Data entries
━━━━━━━━━━━━━━━━

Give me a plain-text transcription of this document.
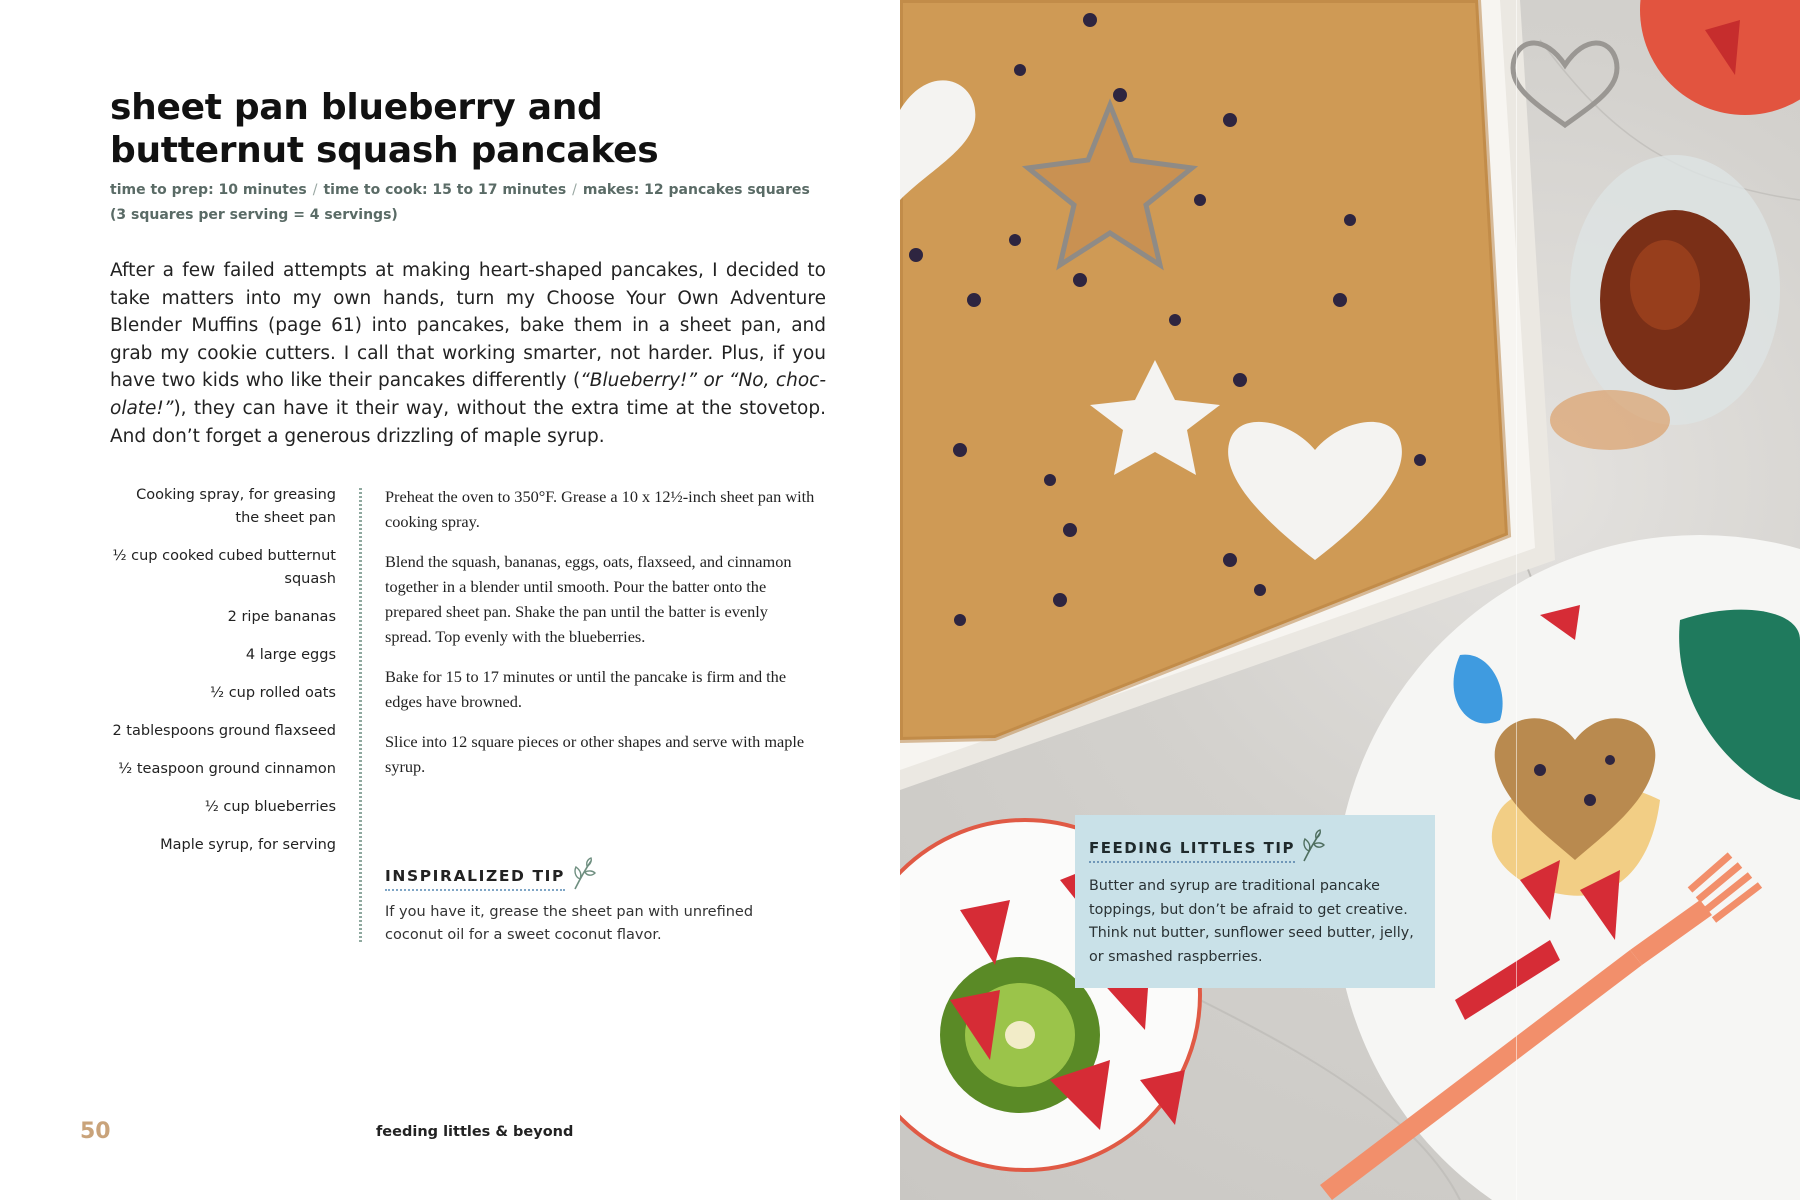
sheet pan blueberry and
butternut squash pancakes
time to prep: 10 minutes / time to cook: 15 to 17 minutes / makes: 12 pancakes squares
(3 squares per serving = 4 servings)

After a few failed attempts at making heart-shaped pancakes, I decided to take matters into my own hands, turn my Choose Your Own Adventure Blender Muffins (page 61) into pancakes, bake them in a sheet pan, and grab my cookie cutters. I call that working smarter, not harder. Plus, if you have two kids who like their pancakes differently (“Blueberry!” or “No, choc-olate!”), they can have it their way, without the extra time at the stovetop. And don’t forget a generous drizzling of maple syrup.

Cooking spray, for greasing the sheet pan
½ cup cooked cubed butternut squash
2 ripe bananas
4 large eggs
½ cup rolled oats
2 tablespoons ground flaxseed
½ teaspoon ground cinnamon
½ cup blueberries
Maple syrup, for serving

Preheat the oven to 350°F. Grease a 10 x 12½-inch sheet pan with cooking spray.

Blend the squash, bananas, eggs, oats, flaxseed, and cinnamon together in a blender until smooth. Pour the batter onto the prepared sheet pan. Shake the pan until the batter is evenly spread. Top evenly with the blueberries.

Bake for 15 to 17 minutes or until the pancake is firm and the edges have browned.

Slice into 12 square pieces or other shapes and serve with maple syrup.

INSPIRALIZED TIP

If you have it, grease the sheet pan with unrefined coconut oil for a sweet coconut flavor.

50	feeding littles & beyond
FEEDING LITTLES TIP

Butter and syrup are traditional pancake toppings, but don’t be afraid to get creative. Think nut butter, sunflower seed butter, jelly, or smashed raspberries.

━━━━━━━━━━━━━━━━

Repeat each entry exactly as it appears; skip any picture.

▶ Result of the task:
Give me a plain-text transcription of this document.
sheet pan blueberry and
butternut squash pancakes
time to prep: 10 minutes / time to cook: 15 to 17 minutes / makes: 12 pancakes squares
(3 squares per serving = 4 servings)

After a few failed attempts at making heart-shaped pancakes, I decided to take matters into my own hands, turn my Choose Your Own Adventure Blender Muffins (page 61) into pancakes, bake them in a sheet pan, and grab my cookie cutters. I call that working smarter, not harder. Plus, if you have two kids who like their pancakes differently (“Blueberry!” or “No, choc-olate!”), they can have it their way, without the extra time at the stovetop. And don’t forget a generous drizzling of maple syrup.

Cooking spray, for greasing the sheet pan
½ cup cooked cubed butternut squash
2 ripe bananas
4 large eggs
½ cup rolled oats
2 tablespoons ground flaxseed
½ teaspoon ground cinnamon
½ cup blueberries
Maple syrup, for serving

Preheat the oven to 350°F. Grease a 10 x 12½-inch sheet pan with cooking spray.

Blend the squash, bananas, eggs, oats, flaxseed, and cinnamon together in a blender until smooth. Pour the batter onto the prepared sheet pan. Shake the pan until the batter is evenly spread. Top evenly with the blueberries.

Bake for 15 to 17 minutes or until the pancake is firm and the edges have browned.

Slice into 12 square pieces or other shapes and serve with maple syrup.

INSPIRALIZED TIP

If you have it, grease the sheet pan with unrefined coconut oil for a sweet coconut flavor.

50	feeding littles & beyond
FEEDING LITTLES TIP

Butter and syrup are traditional pancake toppings, but don’t be afraid to get creative. Think nut butter, sunflower seed butter, jelly, or smashed raspberries.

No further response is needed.